▸ **TASK TO COMPLETE**: Check each line of the material below for "Примечание", then copy the ones that contain it.

---- RECORD SET

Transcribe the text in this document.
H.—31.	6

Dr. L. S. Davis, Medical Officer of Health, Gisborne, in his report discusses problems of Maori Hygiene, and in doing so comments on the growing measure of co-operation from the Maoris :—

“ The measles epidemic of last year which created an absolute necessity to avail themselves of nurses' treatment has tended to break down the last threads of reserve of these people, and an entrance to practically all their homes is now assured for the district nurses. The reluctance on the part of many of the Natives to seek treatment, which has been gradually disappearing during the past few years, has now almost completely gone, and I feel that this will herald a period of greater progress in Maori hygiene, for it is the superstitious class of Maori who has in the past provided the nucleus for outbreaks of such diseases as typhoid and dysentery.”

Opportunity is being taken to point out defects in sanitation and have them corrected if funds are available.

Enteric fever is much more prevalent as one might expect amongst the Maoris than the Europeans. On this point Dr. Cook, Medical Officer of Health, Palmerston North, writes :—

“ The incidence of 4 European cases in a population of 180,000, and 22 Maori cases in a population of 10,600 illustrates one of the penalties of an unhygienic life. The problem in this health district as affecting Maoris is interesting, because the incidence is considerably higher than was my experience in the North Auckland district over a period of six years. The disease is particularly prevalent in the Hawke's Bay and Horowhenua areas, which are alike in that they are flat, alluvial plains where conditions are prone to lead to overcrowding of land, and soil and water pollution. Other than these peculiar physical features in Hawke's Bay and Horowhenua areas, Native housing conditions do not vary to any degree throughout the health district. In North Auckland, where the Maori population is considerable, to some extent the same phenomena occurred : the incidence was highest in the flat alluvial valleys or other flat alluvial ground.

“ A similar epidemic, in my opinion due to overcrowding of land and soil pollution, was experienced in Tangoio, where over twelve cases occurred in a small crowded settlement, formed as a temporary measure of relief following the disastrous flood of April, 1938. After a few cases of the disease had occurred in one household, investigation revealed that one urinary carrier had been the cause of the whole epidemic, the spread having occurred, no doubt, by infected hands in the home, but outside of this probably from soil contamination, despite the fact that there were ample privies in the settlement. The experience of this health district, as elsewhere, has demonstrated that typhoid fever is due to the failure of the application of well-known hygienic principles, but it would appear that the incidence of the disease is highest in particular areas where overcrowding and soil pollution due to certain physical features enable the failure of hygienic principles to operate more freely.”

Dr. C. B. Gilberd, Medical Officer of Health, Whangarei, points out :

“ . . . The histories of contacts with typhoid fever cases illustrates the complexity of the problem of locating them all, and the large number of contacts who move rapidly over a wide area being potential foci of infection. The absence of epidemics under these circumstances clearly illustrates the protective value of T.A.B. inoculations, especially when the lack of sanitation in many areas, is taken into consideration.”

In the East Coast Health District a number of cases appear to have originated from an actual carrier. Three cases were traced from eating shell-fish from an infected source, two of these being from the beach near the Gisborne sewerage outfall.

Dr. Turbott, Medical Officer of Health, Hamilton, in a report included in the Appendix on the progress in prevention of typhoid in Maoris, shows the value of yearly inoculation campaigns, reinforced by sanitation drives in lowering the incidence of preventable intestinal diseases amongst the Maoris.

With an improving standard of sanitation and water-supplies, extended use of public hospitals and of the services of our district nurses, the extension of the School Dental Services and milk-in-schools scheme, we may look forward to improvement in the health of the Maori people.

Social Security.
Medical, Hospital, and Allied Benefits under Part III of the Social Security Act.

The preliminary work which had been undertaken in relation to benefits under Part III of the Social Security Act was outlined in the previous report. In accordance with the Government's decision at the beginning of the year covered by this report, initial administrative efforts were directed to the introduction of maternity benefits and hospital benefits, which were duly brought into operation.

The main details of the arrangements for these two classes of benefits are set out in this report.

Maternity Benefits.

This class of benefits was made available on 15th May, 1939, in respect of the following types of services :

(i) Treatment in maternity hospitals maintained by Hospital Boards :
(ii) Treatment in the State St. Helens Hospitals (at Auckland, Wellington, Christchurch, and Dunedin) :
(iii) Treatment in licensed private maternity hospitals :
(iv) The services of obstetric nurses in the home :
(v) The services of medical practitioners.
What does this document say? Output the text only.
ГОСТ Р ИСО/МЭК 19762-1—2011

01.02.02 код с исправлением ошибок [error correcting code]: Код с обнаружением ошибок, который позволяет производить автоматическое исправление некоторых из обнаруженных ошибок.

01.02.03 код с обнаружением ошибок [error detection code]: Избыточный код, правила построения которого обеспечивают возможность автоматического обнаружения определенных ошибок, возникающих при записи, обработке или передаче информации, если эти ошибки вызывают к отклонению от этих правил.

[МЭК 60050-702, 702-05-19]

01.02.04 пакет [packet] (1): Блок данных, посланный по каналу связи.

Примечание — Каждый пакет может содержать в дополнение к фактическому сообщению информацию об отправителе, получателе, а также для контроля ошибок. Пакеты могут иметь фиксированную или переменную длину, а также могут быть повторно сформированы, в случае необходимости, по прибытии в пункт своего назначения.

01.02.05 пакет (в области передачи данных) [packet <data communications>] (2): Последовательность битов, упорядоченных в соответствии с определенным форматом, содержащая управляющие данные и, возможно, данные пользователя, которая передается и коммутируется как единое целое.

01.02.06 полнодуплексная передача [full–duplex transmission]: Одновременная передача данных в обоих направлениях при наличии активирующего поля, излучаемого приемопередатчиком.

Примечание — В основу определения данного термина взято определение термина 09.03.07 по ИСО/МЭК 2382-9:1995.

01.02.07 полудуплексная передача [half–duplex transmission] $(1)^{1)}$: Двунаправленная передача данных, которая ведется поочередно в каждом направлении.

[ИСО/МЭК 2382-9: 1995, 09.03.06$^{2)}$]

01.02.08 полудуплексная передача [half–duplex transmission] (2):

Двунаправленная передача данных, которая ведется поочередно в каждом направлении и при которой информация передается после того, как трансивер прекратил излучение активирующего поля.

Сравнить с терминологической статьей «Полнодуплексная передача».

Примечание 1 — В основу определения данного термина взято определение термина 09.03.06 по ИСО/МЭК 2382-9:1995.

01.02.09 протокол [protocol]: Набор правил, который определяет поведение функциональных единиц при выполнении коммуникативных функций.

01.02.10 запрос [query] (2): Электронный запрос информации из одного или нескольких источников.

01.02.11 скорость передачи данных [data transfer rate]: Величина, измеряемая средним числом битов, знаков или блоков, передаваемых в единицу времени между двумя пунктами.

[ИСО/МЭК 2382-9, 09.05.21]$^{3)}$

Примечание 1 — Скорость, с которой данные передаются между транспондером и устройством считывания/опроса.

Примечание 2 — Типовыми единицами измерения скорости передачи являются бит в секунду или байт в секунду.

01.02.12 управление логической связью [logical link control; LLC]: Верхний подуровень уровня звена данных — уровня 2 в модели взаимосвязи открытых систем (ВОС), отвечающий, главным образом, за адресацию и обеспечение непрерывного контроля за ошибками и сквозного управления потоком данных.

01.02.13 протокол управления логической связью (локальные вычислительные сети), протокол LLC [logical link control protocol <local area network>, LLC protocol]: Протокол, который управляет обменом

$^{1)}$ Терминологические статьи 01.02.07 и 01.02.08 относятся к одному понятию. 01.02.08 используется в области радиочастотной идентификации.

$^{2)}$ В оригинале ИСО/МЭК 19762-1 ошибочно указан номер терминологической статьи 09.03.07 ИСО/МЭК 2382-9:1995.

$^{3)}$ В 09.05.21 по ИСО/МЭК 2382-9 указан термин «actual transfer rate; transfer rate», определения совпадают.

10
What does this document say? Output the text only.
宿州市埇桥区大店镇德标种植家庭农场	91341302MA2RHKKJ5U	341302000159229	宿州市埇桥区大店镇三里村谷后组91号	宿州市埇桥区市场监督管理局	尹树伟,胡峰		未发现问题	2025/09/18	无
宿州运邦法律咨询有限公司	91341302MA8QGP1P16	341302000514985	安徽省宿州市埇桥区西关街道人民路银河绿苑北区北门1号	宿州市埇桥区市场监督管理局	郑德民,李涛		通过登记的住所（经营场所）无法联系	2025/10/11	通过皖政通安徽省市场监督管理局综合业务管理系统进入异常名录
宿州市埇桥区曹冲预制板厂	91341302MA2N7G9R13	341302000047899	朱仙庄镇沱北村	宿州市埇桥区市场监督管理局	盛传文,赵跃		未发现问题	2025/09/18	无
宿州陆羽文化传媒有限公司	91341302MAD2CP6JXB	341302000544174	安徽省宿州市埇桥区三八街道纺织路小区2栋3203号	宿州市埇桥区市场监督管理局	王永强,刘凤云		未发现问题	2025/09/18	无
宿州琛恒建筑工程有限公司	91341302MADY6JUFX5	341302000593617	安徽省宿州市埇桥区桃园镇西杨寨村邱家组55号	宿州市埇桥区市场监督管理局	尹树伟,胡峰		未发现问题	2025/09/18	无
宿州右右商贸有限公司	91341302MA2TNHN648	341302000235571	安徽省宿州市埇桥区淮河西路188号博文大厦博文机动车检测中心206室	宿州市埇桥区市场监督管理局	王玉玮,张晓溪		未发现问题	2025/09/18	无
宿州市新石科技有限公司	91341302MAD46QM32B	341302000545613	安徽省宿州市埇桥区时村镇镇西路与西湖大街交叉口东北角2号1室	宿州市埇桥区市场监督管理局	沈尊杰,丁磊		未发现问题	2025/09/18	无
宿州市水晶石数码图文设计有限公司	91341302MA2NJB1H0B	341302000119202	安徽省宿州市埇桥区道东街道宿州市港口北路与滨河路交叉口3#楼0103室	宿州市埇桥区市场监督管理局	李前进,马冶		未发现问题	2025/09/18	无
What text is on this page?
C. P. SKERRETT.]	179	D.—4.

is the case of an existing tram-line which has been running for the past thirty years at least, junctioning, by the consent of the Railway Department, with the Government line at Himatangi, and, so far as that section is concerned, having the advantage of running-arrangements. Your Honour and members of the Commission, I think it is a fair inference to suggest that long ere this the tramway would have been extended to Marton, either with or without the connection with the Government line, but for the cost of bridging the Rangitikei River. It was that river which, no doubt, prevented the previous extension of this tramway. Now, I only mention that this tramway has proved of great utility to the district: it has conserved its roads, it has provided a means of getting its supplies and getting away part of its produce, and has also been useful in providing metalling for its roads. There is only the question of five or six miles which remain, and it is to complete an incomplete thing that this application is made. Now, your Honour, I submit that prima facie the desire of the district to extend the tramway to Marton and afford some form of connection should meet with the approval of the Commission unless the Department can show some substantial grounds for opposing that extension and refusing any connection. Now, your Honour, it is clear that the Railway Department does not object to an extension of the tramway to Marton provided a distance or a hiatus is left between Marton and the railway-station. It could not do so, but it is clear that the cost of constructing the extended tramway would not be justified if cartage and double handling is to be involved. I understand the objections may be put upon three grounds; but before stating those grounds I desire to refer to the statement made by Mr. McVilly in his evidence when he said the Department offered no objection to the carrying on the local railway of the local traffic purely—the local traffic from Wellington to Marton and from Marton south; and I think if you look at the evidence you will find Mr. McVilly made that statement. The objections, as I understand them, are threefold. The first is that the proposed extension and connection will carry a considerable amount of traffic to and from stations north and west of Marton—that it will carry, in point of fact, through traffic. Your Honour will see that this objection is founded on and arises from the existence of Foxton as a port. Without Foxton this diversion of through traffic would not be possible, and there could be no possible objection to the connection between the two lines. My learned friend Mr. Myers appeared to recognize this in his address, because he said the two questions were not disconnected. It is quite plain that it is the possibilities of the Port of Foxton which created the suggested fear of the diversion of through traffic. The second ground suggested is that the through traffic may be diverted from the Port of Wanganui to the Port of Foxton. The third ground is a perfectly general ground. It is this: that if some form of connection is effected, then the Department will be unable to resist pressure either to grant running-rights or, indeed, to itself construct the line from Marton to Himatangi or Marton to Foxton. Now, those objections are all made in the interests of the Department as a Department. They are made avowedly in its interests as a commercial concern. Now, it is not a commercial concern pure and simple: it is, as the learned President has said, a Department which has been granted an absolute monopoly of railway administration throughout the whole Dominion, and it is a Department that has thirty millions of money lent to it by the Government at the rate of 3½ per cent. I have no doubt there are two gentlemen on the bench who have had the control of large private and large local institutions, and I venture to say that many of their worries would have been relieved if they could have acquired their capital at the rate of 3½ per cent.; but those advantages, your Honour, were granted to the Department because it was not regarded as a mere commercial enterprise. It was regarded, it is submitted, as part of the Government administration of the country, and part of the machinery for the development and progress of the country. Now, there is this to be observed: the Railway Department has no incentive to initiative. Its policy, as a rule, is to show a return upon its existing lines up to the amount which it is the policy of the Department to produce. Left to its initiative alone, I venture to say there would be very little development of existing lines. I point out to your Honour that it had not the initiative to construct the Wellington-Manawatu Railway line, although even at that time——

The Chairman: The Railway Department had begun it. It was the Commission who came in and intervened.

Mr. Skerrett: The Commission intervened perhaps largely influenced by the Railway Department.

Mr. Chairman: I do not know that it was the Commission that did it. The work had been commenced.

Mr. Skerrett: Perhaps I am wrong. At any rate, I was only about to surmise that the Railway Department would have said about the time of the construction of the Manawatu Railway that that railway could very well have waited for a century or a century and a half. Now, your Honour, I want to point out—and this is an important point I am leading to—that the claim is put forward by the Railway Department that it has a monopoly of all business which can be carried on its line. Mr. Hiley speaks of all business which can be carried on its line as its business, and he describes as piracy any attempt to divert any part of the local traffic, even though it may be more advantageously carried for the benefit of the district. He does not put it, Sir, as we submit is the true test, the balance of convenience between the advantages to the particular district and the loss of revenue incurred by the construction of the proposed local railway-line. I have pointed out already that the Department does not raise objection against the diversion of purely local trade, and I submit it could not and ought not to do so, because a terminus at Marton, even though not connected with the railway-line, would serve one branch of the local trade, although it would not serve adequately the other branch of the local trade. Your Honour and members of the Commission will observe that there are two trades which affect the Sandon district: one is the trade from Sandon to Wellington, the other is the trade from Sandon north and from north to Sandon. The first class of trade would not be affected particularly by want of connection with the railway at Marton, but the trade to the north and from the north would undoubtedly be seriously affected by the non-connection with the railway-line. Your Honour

--------

▸ **ANSWER FOR THIS EXERCISE**:
Примечание — Каждый пакет может содержать в дополнение к фактическому сообщению информацию об отправителе, получателе, а также для контроля ошибок. Пакеты могут иметь фиксированную или переменную длину, а также могут быть повторно сформированы, в случае необходимости, по прибытии в пункт своего назначения.
Примечание — В основу определения данного термина взято определение термина 09.03.07 по ИСО/МЭК 2382-9:1995.
Примечание 1 — В основу определения данного термина взято определение термина 09.03.06 по ИСО/МЭК 2382-9:1995.
Примечание 1 — Скорость, с которой данные передаются между транспондером и устройством считывания/опроса.
Примечание 2 — Типовыми единицами измерения скорости передачи являются бит в секунду или байт в секунду.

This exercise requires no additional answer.